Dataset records
>>

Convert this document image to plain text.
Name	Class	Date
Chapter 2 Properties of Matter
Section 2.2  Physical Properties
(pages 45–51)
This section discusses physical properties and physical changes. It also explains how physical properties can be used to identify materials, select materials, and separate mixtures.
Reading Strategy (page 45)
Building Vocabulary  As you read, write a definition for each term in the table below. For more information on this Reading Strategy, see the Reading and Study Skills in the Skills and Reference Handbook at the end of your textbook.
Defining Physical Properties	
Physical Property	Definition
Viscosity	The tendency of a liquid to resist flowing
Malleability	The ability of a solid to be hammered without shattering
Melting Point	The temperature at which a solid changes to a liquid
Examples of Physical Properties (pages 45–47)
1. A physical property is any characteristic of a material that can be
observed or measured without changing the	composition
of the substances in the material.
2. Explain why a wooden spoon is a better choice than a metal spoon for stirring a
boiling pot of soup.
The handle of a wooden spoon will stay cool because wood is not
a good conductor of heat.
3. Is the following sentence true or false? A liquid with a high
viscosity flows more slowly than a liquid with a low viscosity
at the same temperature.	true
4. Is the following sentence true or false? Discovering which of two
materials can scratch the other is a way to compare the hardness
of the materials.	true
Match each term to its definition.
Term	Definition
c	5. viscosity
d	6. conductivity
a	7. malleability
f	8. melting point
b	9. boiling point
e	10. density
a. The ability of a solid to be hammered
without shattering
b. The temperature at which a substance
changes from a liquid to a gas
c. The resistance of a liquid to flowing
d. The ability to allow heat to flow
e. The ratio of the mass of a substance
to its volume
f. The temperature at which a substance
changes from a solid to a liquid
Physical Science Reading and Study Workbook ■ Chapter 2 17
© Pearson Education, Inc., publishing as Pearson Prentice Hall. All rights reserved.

<<

**Goal:** Copy each line from the records above that includes the string "solid".

**Task answer:**
Malleability	The ability of a solid to be hammered without shattering
Melting Point	The temperature at which a solid changes to a liquid
a. The ability of a solid to be hammered
changes from a solid to a liquid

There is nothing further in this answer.